### Exercise requirements
Within this material, how many lines include the word "Människor"? Answer with a number and nothing more.

══════════════════════════════

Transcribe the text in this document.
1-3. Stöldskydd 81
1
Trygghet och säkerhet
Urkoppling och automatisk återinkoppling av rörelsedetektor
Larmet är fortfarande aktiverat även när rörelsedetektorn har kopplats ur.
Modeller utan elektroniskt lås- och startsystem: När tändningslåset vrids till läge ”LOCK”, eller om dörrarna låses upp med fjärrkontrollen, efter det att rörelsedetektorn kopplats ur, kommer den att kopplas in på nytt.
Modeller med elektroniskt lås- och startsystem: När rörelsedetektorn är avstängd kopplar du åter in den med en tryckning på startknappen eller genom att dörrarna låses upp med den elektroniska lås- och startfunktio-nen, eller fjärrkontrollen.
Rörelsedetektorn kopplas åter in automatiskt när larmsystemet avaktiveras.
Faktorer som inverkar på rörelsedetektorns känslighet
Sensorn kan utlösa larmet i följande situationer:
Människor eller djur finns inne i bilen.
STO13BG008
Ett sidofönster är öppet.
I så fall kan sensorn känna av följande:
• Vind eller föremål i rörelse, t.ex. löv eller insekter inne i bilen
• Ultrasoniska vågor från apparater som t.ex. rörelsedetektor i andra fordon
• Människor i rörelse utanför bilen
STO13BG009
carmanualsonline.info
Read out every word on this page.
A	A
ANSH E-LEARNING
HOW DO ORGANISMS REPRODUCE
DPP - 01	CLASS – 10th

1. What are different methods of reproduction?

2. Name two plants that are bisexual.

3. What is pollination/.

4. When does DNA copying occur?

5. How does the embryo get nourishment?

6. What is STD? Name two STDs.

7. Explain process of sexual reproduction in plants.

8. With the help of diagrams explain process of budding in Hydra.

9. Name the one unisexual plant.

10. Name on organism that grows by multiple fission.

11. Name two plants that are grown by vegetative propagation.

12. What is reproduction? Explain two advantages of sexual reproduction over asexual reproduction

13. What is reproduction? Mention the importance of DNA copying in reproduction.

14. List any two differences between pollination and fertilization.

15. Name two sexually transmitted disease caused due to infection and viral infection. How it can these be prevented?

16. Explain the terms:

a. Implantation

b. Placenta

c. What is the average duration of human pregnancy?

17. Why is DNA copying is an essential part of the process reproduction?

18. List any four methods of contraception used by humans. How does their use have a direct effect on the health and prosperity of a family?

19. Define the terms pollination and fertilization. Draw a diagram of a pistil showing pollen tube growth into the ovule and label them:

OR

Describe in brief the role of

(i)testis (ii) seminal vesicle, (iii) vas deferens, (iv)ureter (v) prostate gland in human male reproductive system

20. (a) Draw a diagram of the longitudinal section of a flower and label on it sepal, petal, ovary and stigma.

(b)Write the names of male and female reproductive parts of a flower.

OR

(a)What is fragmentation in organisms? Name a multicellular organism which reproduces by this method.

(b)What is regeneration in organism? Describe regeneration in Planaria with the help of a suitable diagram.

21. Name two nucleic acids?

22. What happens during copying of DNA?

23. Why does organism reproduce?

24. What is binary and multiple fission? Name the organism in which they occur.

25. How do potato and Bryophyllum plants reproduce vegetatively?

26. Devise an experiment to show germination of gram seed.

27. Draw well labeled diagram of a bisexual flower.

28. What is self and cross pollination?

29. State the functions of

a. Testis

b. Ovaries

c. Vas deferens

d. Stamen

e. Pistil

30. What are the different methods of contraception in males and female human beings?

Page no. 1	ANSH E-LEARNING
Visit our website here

══════════════════════════════

### Result of this exercise
2